What you should do
Write out all of the entries that follow, word for word, but skip the pictures.

Exercise input
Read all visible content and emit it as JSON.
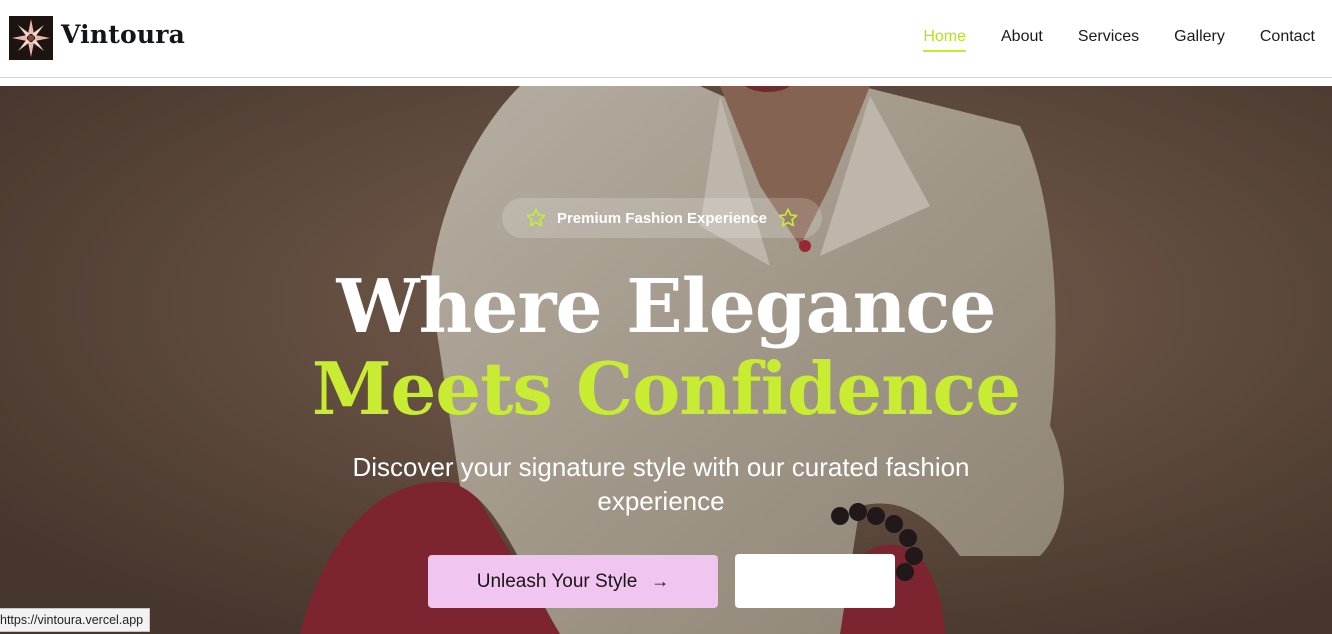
{
  "brand": {
    "name": "Vintoura",
    "logo_icon": "starburst-logo"
  },
  "nav": {
    "items": [
      {
        "label": "Home",
        "active": true
      },
      {
        "label": "About",
        "active": false
      },
      {
        "label": "Services",
        "active": false
      },
      {
        "label": "Gallery",
        "active": false
      },
      {
        "label": "Contact",
        "active": false
      }
    ]
  },
  "hero": {
    "badge": "Premium Fashion Experience",
    "headline_line1": "Where Elegance",
    "headline_line2": "Meets Confidence",
    "subtitle": "Discover your signature style with our curated fashion experience",
    "primary_cta": "Unleash Your Style",
    "primary_cta_icon": "arrow-right-icon",
    "secondary_cta": ""
  },
  "status_bar": {
    "url": "https://vintoura.vercel.app"
  },
  "colors": {
    "accent": "#c7ec32",
    "nav_active": "#b6e21a",
    "primary_button": "#f0c5ef",
    "text_dark": "#14141c"
  }
}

Correct answer
Read all visible content and emit it as JSON.
{
  "brand": {
    "name": "Vintoura",
    "logo_icon": "starburst-logo"
  },
  "nav": {
    "items": [
      {
        "label": "Home",
        "active": true
      },
      {
        "label": "About",
        "active": false
      },
      {
        "label": "Services",
        "active": false
      },
      {
        "label": "Gallery",
        "active": false
      },
      {
        "label": "Contact",
        "active": false
      }
    ]
  },
  "hero": {
    "badge": "Premium Fashion Experience",
    "headline_line1": "Where Elegance",
    "headline_line2": "Meets Confidence",
    "subtitle": "Discover your signature style with our curated fashion experience",
    "primary_cta": "Unleash Your Style",
    "primary_cta_icon": "arrow-right-icon",
    "secondary_cta": ""
  },
  "status_bar": {
    "url": "https://vintoura.vercel.app"
  },
  "colors": {
    "accent": "#c7ec32",
    "nav_active": "#b6e21a",
    "primary_button": "#f0c5ef",
    "text_dark": "#14141c"
  }
}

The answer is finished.